## Start Information shown

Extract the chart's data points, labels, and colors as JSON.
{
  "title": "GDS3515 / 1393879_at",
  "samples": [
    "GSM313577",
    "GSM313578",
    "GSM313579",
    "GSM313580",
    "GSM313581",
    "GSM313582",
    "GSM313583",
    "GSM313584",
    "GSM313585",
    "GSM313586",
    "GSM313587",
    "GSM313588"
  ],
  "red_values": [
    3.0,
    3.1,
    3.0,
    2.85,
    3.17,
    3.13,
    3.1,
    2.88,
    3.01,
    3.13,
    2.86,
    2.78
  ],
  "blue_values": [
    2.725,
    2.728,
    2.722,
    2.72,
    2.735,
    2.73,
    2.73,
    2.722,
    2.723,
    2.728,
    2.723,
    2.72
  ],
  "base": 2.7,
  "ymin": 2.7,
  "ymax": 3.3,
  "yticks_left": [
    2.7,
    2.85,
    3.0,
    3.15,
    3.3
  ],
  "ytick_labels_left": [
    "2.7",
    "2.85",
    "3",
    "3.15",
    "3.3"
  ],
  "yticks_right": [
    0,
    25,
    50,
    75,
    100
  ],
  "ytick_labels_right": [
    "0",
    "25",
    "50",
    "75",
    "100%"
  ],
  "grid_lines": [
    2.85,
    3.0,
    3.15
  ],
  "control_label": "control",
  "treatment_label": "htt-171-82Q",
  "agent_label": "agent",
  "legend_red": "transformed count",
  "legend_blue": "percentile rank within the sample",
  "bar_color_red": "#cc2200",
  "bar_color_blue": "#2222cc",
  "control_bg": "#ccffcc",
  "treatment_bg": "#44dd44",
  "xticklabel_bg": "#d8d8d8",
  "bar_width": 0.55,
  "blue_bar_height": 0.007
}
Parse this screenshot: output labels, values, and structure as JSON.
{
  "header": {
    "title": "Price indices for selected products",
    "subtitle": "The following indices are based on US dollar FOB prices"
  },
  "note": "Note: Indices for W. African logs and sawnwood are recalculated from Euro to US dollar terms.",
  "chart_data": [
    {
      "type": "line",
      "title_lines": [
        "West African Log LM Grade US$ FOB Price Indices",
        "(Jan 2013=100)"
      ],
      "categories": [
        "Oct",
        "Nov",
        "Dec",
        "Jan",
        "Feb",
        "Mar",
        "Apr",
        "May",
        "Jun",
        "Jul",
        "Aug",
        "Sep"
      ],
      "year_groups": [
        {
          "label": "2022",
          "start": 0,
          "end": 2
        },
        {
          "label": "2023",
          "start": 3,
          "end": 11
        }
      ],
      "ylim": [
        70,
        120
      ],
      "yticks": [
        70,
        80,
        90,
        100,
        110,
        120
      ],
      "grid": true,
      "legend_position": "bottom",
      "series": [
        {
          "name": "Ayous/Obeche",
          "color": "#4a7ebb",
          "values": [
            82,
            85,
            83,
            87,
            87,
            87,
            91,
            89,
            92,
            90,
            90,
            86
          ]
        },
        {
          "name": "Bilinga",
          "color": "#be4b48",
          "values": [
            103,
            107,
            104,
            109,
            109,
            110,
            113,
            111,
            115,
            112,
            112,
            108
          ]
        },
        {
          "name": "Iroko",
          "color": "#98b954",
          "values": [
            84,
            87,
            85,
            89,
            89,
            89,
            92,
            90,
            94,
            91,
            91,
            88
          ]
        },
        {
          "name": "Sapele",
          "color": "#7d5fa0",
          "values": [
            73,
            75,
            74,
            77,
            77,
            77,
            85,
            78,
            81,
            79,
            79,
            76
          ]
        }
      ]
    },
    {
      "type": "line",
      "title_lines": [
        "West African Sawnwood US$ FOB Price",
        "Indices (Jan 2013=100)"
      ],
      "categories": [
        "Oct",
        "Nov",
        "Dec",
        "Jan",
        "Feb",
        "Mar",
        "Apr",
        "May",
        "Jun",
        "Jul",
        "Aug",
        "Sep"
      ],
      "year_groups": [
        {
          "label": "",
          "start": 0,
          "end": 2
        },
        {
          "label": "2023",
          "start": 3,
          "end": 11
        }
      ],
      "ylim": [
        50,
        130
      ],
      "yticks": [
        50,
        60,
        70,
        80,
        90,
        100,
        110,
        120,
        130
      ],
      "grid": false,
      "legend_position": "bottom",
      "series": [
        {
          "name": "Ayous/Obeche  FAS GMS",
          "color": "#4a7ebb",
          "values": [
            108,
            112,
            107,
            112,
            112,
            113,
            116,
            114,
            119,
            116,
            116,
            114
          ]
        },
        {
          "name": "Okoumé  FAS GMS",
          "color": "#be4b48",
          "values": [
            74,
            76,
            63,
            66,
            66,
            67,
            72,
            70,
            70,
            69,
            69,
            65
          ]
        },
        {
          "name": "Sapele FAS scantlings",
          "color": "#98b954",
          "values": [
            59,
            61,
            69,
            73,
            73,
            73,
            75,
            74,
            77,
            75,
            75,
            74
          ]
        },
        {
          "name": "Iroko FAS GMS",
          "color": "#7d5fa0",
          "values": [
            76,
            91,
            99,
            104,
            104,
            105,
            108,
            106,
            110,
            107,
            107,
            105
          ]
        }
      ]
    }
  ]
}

## End Information shown

All the entries above need to be reproduced exactly.

Extract the chart's data points, labels, and colors as JSON.
{
  "title": "GDS3515 / 1393879_at",
  "samples": [
    "GSM313577",
    "GSM313578",
    "GSM313579",
    "GSM313580",
    "GSM313581",
    "GSM313582",
    "GSM313583",
    "GSM313584",
    "GSM313585",
    "GSM313586",
    "GSM313587",
    "GSM313588"
  ],
  "red_values": [
    3.0,
    3.1,
    3.0,
    2.85,
    3.17,
    3.13,
    3.1,
    2.88,
    3.01,
    3.13,
    2.86,
    2.78
  ],
  "blue_values": [
    2.725,
    2.728,
    2.722,
    2.72,
    2.735,
    2.73,
    2.73,
    2.722,
    2.723,
    2.728,
    2.723,
    2.72
  ],
  "base": 2.7,
  "ymin": 2.7,
  "ymax": 3.3,
  "yticks_left": [
    2.7,
    2.85,
    3.0,
    3.15,
    3.3
  ],
  "ytick_labels_left": [
    "2.7",
    "2.85",
    "3",
    "3.15",
    "3.3"
  ],
  "yticks_right": [
    0,
    25,
    50,
    75,
    100
  ],
  "ytick_labels_right": [
    "0",
    "25",
    "50",
    "75",
    "100%"
  ],
  "grid_lines": [
    2.85,
    3.0,
    3.15
  ],
  "control_label": "control",
  "treatment_label": "htt-171-82Q",
  "agent_label": "agent",
  "legend_red": "transformed count",
  "legend_blue": "percentile rank within the sample",
  "bar_color_red": "#cc2200",
  "bar_color_blue": "#2222cc",
  "control_bg": "#ccffcc",
  "treatment_bg": "#44dd44",
  "xticklabel_bg": "#d8d8d8",
  "bar_width": 0.55,
  "blue_bar_height": 0.007
}
Parse this screenshot: output labels, values, and structure as JSON.
{
  "header": {
    "title": "Price indices for selected products",
    "subtitle": "The following indices are based on US dollar FOB prices"
  },
  "note": "Note: Indices for W. African logs and sawnwood are recalculated from Euro to US dollar terms.",
  "chart_data": [
    {
      "type": "line",
      "title_lines": [
        "West African Log LM Grade US$ FOB Price Indices",
        "(Jan 2013=100)"
      ],
      "categories": [
        "Oct",
        "Nov",
        "Dec",
        "Jan",
        "Feb",
        "Mar",
        "Apr",
        "May",
        "Jun",
        "Jul",
        "Aug",
        "Sep"
      ],
      "year_groups": [
        {
          "label": "2022",
          "start": 0,
          "end": 2
        },
        {
          "label": "2023",
          "start": 3,
          "end": 11
        }
      ],
      "ylim": [
        70,
        120
      ],
      "yticks": [
        70,
        80,
        90,
        100,
        110,
        120
      ],
      "grid": true,
      "legend_position": "bottom",
      "series": [
        {
          "name": "Ayous/Obeche",
          "color": "#4a7ebb",
          "values": [
            82,
            85,
            83,
            87,
            87,
            87,
            91,
            89,
            92,
            90,
            90,
            86
          ]
        },
        {
          "name": "Bilinga",
          "color": "#be4b48",
          "values": [
            103,
            107,
            104,
            109,
            109,
            110,
            113,
            111,
            115,
            112,
            112,
            108
          ]
        },
        {
          "name": "Iroko",
          "color": "#98b954",
          "values": [
            84,
            87,
            85,
            89,
            89,
            89,
            92,
            90,
            94,
            91,
            91,
            88
          ]
        },
        {
          "name": "Sapele",
          "color": "#7d5fa0",
          "values": [
            73,
            75,
            74,
            77,
            77,
            77,
            85,
            78,
            81,
            79,
            79,
            76
          ]
        }
      ]
    },
    {
      "type": "line",
      "title_lines": [
        "West African Sawnwood US$ FOB Price",
        "Indices (Jan 2013=100)"
      ],
      "categories": [
        "Oct",
        "Nov",
        "Dec",
        "Jan",
        "Feb",
        "Mar",
        "Apr",
        "May",
        "Jun",
        "Jul",
        "Aug",
        "Sep"
      ],
      "year_groups": [
        {
          "label": "",
          "start": 0,
          "end": 2
        },
        {
          "label": "2023",
          "start": 3,
          "end": 11
        }
      ],
      "ylim": [
        50,
        130
      ],
      "yticks": [
        50,
        60,
        70,
        80,
        90,
        100,
        110,
        120,
        130
      ],
      "grid": false,
      "legend_position": "bottom",
      "series": [
        {
          "name": "Ayous/Obeche  FAS GMS",
          "color": "#4a7ebb",
          "values": [
            108,
            112,
            107,
            112,
            112,
            113,
            116,
            114,
            119,
            116,
            116,
            114
          ]
        },
        {
          "name": "Okoumé  FAS GMS",
          "color": "#be4b48",
          "values": [
            74,
            76,
            63,
            66,
            66,
            67,
            72,
            70,
            70,
            69,
            69,
            65
          ]
        },
        {
          "name": "Sapele FAS scantlings",
          "color": "#98b954",
          "values": [
            59,
            61,
            69,
            73,
            73,
            73,
            75,
            74,
            77,
            75,
            75,
            74
          ]
        },
        {
          "name": "Iroko FAS GMS",
          "color": "#7d5fa0",
          "values": [
            76,
            91,
            99,
            104,
            104,
            105,
            108,
            106,
            110,
            107,
            107,
            105
          ]
        }
      ]
    }
  ]
}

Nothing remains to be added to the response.